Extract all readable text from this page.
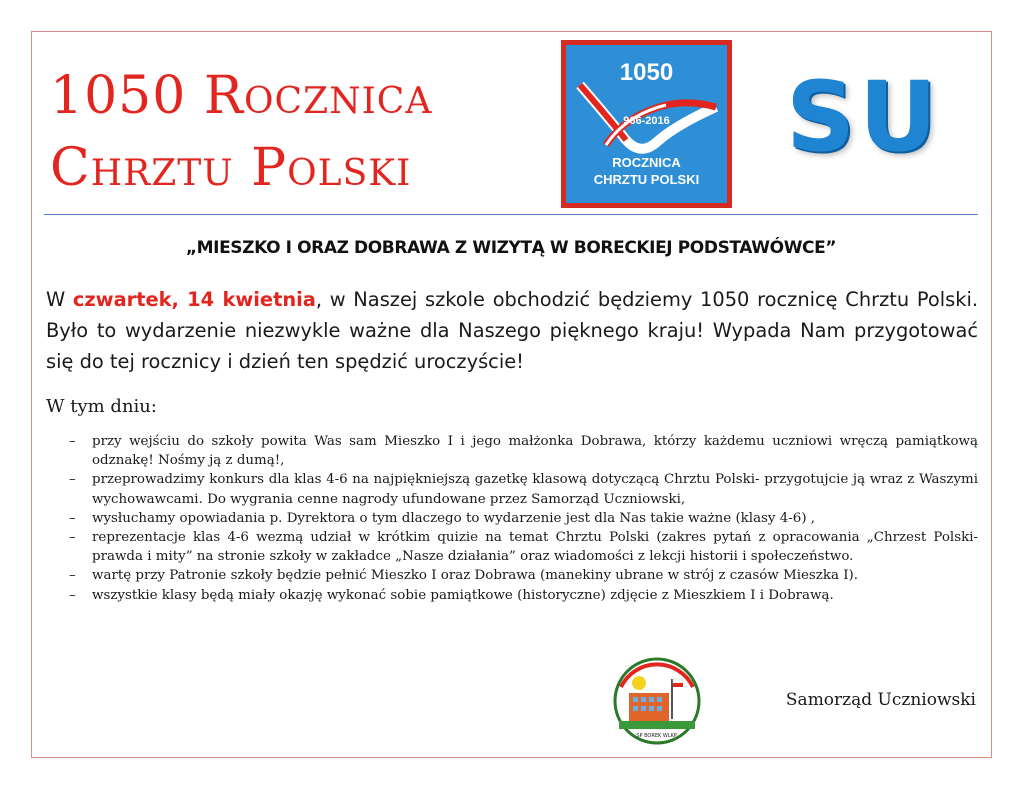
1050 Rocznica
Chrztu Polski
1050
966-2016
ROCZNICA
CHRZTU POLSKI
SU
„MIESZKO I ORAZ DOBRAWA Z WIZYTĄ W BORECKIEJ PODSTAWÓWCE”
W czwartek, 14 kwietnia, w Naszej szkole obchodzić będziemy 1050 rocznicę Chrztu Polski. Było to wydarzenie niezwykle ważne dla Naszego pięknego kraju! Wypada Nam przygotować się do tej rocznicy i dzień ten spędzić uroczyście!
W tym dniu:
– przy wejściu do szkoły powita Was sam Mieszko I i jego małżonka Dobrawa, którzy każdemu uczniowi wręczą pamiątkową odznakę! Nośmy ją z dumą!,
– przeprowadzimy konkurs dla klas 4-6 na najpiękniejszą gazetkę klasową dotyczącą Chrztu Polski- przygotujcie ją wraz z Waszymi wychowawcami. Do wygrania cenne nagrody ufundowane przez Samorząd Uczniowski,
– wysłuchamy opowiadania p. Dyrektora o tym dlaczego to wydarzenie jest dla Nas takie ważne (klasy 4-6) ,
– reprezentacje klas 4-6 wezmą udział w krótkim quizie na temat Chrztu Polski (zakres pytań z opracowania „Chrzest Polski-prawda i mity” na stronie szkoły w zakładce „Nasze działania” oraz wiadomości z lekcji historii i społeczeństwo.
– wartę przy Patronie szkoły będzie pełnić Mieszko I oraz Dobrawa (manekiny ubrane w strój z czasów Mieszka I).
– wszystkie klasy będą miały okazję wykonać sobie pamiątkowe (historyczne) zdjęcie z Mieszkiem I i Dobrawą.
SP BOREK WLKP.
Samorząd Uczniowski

=== Do this ===
Set down the material above as is, without any pictures.

=== Result for this exercise ===
Extract all readable text from this page.
1050 Rocznica
Chrztu Polski
1050
966-2016
ROCZNICA
CHRZTU POLSKI
SU
„MIESZKO I ORAZ DOBRAWA Z WIZYTĄ W BORECKIEJ PODSTAWÓWCE”
W czwartek, 14 kwietnia, w Naszej szkole obchodzić będziemy 1050 rocznicę Chrztu Polski. Było to wydarzenie niezwykle ważne dla Naszego pięknego kraju! Wypada Nam przygotować się do tej rocznicy i dzień ten spędzić uroczyście!
W tym dniu:
– przy wejściu do szkoły powita Was sam Mieszko I i jego małżonka Dobrawa, którzy każdemu uczniowi wręczą pamiątkową odznakę! Nośmy ją z dumą!,
– przeprowadzimy konkurs dla klas 4-6 na najpiękniejszą gazetkę klasową dotyczącą Chrztu Polski- przygotujcie ją wraz z Waszymi wychowawcami. Do wygrania cenne nagrody ufundowane przez Samorząd Uczniowski,
– wysłuchamy opowiadania p. Dyrektora o tym dlaczego to wydarzenie jest dla Nas takie ważne (klasy 4-6) ,
– reprezentacje klas 4-6 wezmą udział w krótkim quizie na temat Chrztu Polski (zakres pytań z opracowania „Chrzest Polski-prawda i mity” na stronie szkoły w zakładce „Nasze działania” oraz wiadomości z lekcji historii i społeczeństwo.
– wartę przy Patronie szkoły będzie pełnić Mieszko I oraz Dobrawa (manekiny ubrane w strój z czasów Mieszka I).
– wszystkie klasy będą miały okazję wykonać sobie pamiątkowe (historyczne) zdjęcie z Mieszkiem I i Dobrawą.
SP BOREK WLKP.
Samorząd Uczniowski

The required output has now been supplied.